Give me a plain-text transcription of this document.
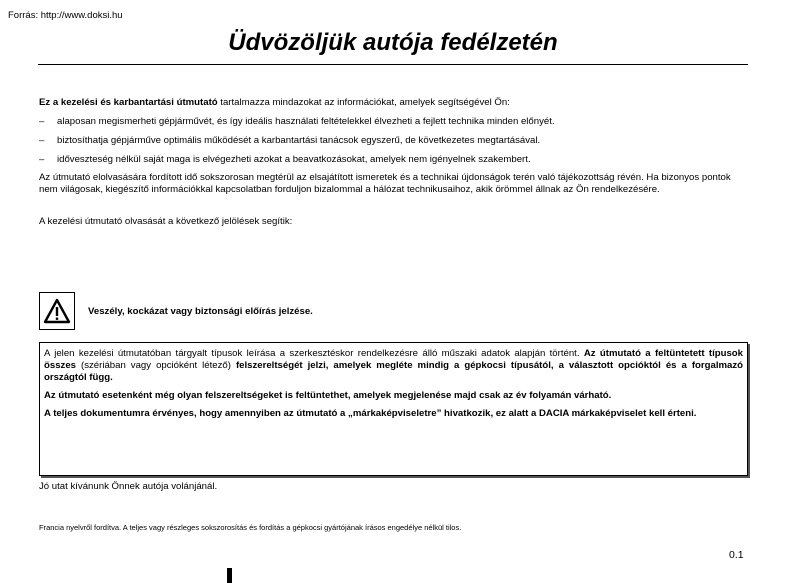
Forrás: http://www.doksi.hu
Üdvözöljük autója fedélzetén
Ez a kezelési és karbantartási útmutató tartalmazza mindazokat az információkat, amelyek segítségével Ön:
–	alaposan megismerheti gépjárművét, és így ideális használati feltételekkel élvezheti a fejlett technika minden előnyét.
–	biztosíthatja gépjárműve optimális működését a karbantartási tanácsok egyszerű, de következetes megtartásával.
–	időveszteség nélkül saját maga is elvégezheti azokat a beavatkozásokat, amelyek nem igényelnek szakembert.
Az útmutató elolvasására fordított idő sokszorosan megtérül az elsajátított ismeretek és a technikai újdonságok terén való tájékozottság révén. Ha bizonyos pontok nem világosak, kiegészítő információkkal kapcsolatban forduljon bizalommal a hálózat technikusaihoz, akik örömmel állnak az Ön rendelkezésére.
A kezelési útmutató olvasását a következő jelölések segítik:
Veszély, kockázat vagy biztonsági előírás jelzése.

A jelen kezelési útmutatóban tárgyalt típusok leírása a szerkesztéskor rendelkezésre álló műszaki adatok alapján történt. Az útmutató a feltüntetett típusok összes (szériában vagy opcióként létező) felszereltségét jelzi, amelyek megléte mindig a gépkocsi típusától, a választott opcióktól és a forgalmazó országtól függ.

Az útmutató esetenként még olyan felszereltségeket is feltüntethet, amelyek megjelenése majd csak az év folyamán várható.

A teljes dokumentumra érvényes, hogy amennyiben az útmutató a „márkaképviseletre” hivatkozik, ez alatt a DACIA márkaképviselet kell érteni.

Jó utat kívánunk Önnek autója volánjánál.
Francia nyelvről fordítva. A teljes vagy részleges sokszorosítás és fordítás a gépkocsi gyártójának írásos engedélye nélkül tilos.
0.1
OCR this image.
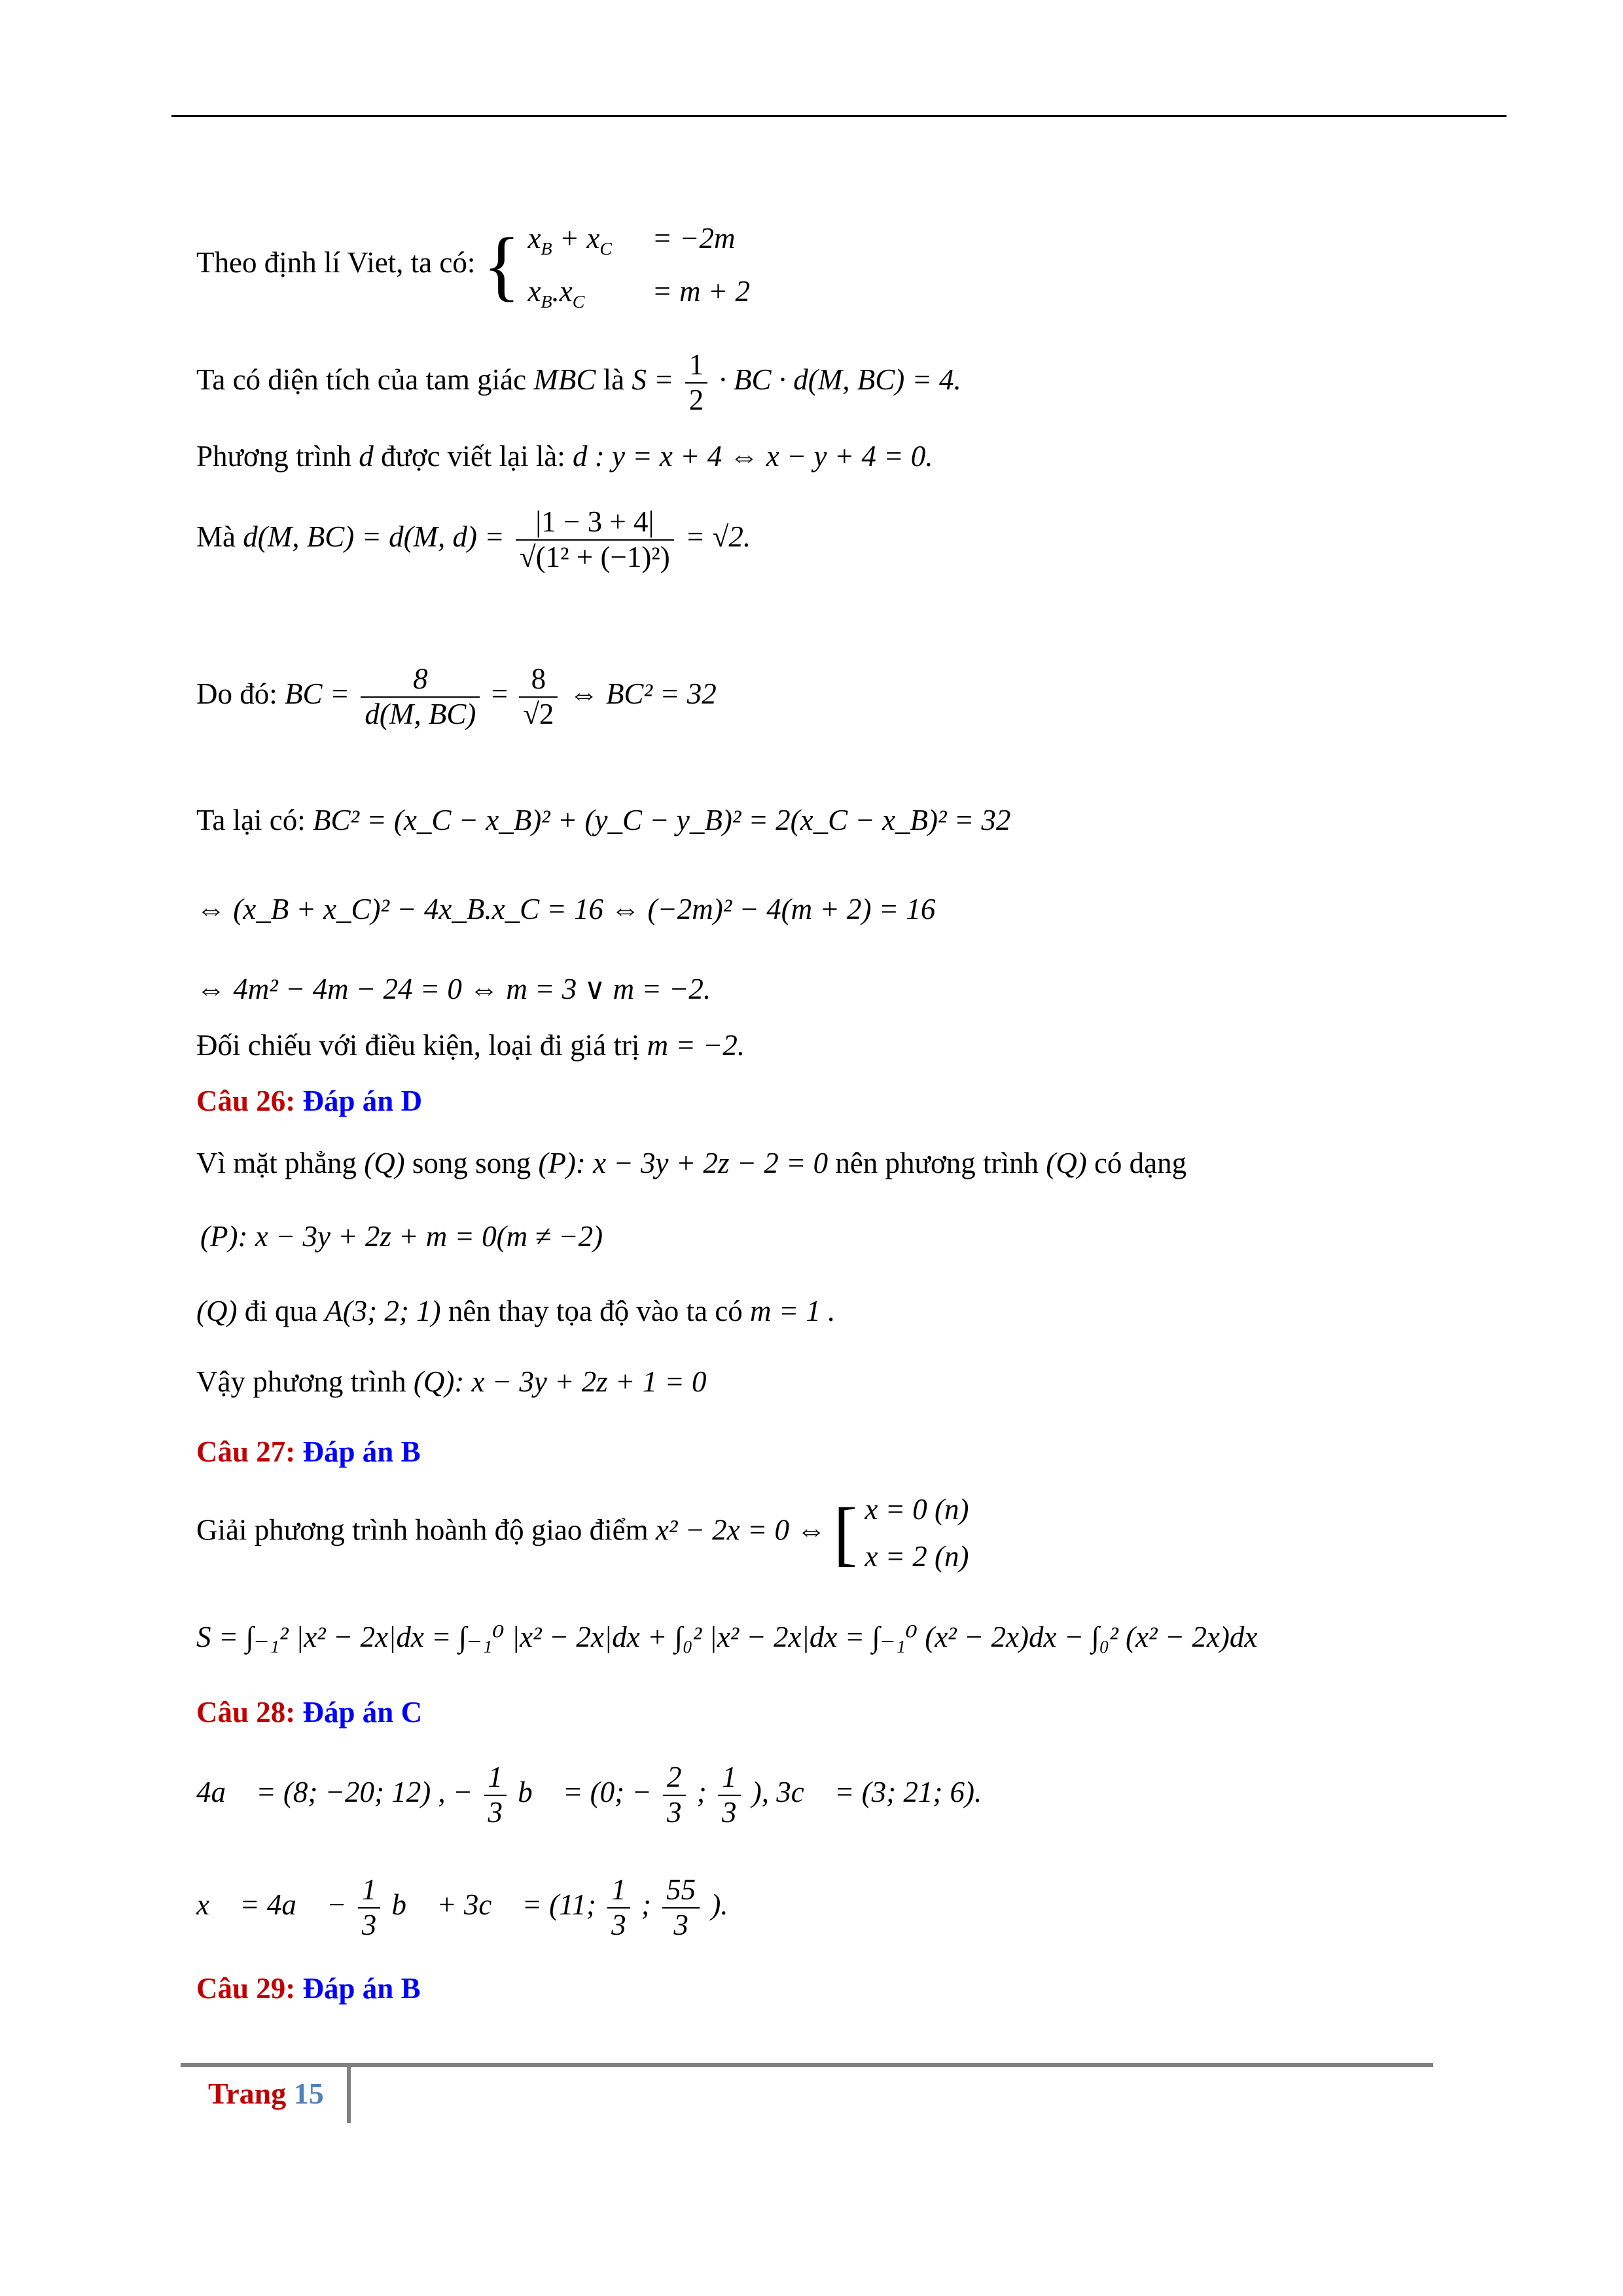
Theo định lí Viet, ta có: { $x_B + x_C = -2m$
$x_B.x_C = m + 2$
Ta có diện tích của tam giác MBC là $S = \frac{1}{2}$ · BC · d(M, BC) = 4.
Phương trình d được viết lại là: d : y = x + 4 ⇔ x − y + 4 = 0.
Mà d(M, BC) = d(M, $d) = \frac{|1 - 3 + 4|}{\text{√(1² + (−1)²)}} = √2$.
Do đó: BC = $\frac{8}{d(M, BC)} = \frac{8}{√2}$ ⇔ BC² = 32
Ta lại có: BC² = (x_C − x_B)² + (y_C − y_B)² = 2(x_C − x_B)² = 32
⇔ (x_B + x_C)² − 4x_B.x_C = 16 ⇔ (−2m)² − 4(m + 2) = 16
⇔ 4m² − 4m − 24 = 0 ⇔ m = 3 ∨ m = −2.
Đối chiếu với điều kiện, loại đi giá trị m = −2.
Câu 26: Đáp án D
Vì mặt phẳng (Q) song song (P): x − 3y + 2z − 2 = 0 nên phương trình (Q) có dạng
(P): x − 3y + 2z + m = 0(m ≠ −2)
(Q) đi qua A(3; 2; 1) nên thay tọa độ vào ta có m = 1 .
Vậy phương trình (Q): x − 3y + 2z + 1 = 0
Câu 27: Đáp án B
Giải phương trình hoành độ giao điểm x² − 2x = 0 ⇔ [ x = 0 (n)
x = 2 (n)
S = ∫₋₁² |x² − 2x|dx = ∫₋₁⁰ |x² − 2x|dx + ∫₀² |x² − 2x|dx = ∫₋₁⁰ (x² − 2x)dx − ∫₀² (x² − 2x)dx
Câu 28: Đáp án C
4a⃗ = (8; −20; 12) , − $\frac{1}{3}$ b⃗ = (0; − $\frac{2}{3}$ ; $\frac{1}{3}$ ), 3c⃗ = (3; 21; 6).
x⃗ = 4a⃗ − $\frac{1}{3}$ b⃗ + 3c⃗ = (11; $\frac{1}{3}$ ; $\frac{55}{3}$ ).
Câu 29: Đáp án B
Trang 15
· · · · ·
Exercise aim:
The pictures in the entries should be left out; output everything else exactly.

Result below:
Give me a plain-text transcription of this document.
Forrás: http://www.doksi.hu
Üdvözöljük autója fedélzetén
Ez a kezelési és karbantartási útmutató tartalmazza mindazokat az információkat, amelyek segítségével Ön:
–	alaposan megismerheti gépjárművét, és így ideális használati feltételekkel élvezheti a fejlett technika minden előnyét.
–	biztosíthatja gépjárműve optimális működését a karbantartási tanácsok egyszerű, de következetes megtartásával.
–	időveszteség nélkül saját maga is elvégezheti azokat a beavatkozásokat, amelyek nem igényelnek szakembert.
Az útmutató elolvasására fordított idő sokszorosan megtérül az elsajátított ismeretek és a technikai újdonságok terén való tájékozottság révén. Ha bizonyos pontok nem világosak, kiegészítő információkkal kapcsolatban forduljon bizalommal a hálózat technikusaihoz, akik örömmel állnak az Ön rendelkezésére.
A kezelési útmutató olvasását a következő jelölések segítik:
Veszély, kockázat vagy biztonsági előírás jelzése.

A jelen kezelési útmutatóban tárgyalt típusok leírása a szerkesztéskor rendelkezésre álló műszaki adatok alapján történt. Az útmutató a feltüntetett típusok összes (szériában vagy opcióként létező) felszereltségét jelzi, amelyek megléte mindig a gépkocsi típusától, a választott opcióktól és a forgalmazó országtól függ.

Az útmutató esetenként még olyan felszereltségeket is feltüntethet, amelyek megjelenése majd csak az év folyamán várható.

A teljes dokumentumra érvényes, hogy amennyiben az útmutató a „márkaképviseletre” hivatkozik, ez alatt a DACIA márkaképviselet kell érteni.

Jó utat kívánunk Önnek autója volánjánál.
Francia nyelvről fordítva. A teljes vagy részleges sokszorosítás és fordítás a gépkocsi gyártójának írásos engedélye nélkül tilos.
0.1
OCR this image.
Theo định lí Viet, ta có: { $x_B + x_C = -2m$
$x_B.x_C = m + 2$
Ta có diện tích của tam giác MBC là $S = \frac{1}{2}$ · BC · d(M, BC) = 4.
Phương trình d được viết lại là: d : y = x + 4 ⇔ x − y + 4 = 0.
Mà d(M, BC) = d(M, $d) = \frac{|1 - 3 + 4|}{\text{√(1² + (−1)²)}} = √2$.
Do đó: BC = $\frac{8}{d(M, BC)} = \frac{8}{√2}$ ⇔ BC² = 32
Ta lại có: BC² = (x_C − x_B)² + (y_C − y_B)² = 2(x_C − x_B)² = 32
⇔ (x_B + x_C)² − 4x_B.x_C = 16 ⇔ (−2m)² − 4(m + 2) = 16
⇔ 4m² − 4m − 24 = 0 ⇔ m = 3 ∨ m = −2.
Đối chiếu với điều kiện, loại đi giá trị m = −2.
Câu 26: Đáp án D
Vì mặt phẳng (Q) song song (P): x − 3y + 2z − 2 = 0 nên phương trình (Q) có dạng
(P): x − 3y + 2z + m = 0(m ≠ −2)
(Q) đi qua A(3; 2; 1) nên thay tọa độ vào ta có m = 1 .
Vậy phương trình (Q): x − 3y + 2z + 1 = 0
Câu 27: Đáp án B
Giải phương trình hoành độ giao điểm x² − 2x = 0 ⇔ [ x = 0 (n)
x = 2 (n)
S = ∫₋₁² |x² − 2x|dx = ∫₋₁⁰ |x² − 2x|dx + ∫₀² |x² − 2x|dx = ∫₋₁⁰ (x² − 2x)dx − ∫₀² (x² − 2x)dx
Câu 28: Đáp án C
4a⃗ = (8; −20; 12) , − $\frac{1}{3}$ b⃗ = (0; − $\frac{2}{3}$ ; $\frac{1}{3}$ ), 3c⃗ = (3; 21; 6).
x⃗ = 4a⃗ − $\frac{1}{3}$ b⃗ + 3c⃗ = (11; $\frac{1}{3}$ ; $\frac{55}{3}$ ).
Câu 29: Đáp án B
Trang 15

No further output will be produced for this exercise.